Select the lines of the records containing the word "text" and list them.

Saved entries
· · · · ·

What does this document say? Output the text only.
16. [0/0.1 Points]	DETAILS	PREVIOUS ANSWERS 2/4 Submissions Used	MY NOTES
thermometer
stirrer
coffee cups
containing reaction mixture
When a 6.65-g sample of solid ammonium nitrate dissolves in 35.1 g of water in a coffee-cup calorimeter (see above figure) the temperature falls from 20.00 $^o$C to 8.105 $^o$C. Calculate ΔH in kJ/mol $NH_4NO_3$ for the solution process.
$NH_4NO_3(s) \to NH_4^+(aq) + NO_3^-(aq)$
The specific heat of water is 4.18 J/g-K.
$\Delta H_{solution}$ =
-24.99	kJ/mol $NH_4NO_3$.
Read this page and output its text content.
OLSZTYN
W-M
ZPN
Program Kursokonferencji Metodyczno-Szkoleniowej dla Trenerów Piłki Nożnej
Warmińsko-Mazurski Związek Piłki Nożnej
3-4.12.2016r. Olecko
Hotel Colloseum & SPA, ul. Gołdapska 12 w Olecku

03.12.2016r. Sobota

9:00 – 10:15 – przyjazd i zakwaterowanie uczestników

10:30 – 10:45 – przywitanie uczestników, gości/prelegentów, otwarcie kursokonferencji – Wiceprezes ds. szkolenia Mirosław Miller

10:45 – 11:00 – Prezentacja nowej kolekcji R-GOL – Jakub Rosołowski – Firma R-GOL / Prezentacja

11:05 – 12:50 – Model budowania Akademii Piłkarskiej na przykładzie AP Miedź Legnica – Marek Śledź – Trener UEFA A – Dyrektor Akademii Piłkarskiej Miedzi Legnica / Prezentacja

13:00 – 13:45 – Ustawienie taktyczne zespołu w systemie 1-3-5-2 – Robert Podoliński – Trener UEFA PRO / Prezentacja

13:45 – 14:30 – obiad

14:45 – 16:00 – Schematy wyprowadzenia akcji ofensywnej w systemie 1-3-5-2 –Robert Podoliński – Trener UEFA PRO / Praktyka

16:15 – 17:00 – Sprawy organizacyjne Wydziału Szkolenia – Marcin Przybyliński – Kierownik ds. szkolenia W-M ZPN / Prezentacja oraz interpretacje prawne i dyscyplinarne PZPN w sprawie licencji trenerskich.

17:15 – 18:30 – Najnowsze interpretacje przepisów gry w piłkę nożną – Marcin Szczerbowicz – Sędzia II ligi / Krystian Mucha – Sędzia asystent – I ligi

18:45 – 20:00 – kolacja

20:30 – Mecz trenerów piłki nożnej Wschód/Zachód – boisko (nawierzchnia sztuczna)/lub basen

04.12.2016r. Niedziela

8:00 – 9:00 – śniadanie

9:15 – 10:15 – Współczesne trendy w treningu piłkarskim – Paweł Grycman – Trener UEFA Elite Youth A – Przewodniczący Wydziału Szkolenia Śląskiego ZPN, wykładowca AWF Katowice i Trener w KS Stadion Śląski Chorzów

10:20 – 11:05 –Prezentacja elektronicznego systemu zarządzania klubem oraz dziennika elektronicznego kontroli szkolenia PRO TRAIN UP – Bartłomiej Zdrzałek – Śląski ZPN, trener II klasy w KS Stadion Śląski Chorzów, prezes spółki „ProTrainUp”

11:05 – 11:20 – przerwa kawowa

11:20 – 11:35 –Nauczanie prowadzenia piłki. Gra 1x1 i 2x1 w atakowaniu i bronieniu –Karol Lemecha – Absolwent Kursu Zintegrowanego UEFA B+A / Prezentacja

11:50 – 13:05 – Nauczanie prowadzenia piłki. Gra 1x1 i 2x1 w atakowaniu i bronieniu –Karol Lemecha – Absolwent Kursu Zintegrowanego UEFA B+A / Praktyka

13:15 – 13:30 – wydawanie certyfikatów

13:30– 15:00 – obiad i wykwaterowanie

· · · · ·

» Task result
What does this document say? Output the text only.
Read this page and output its text content.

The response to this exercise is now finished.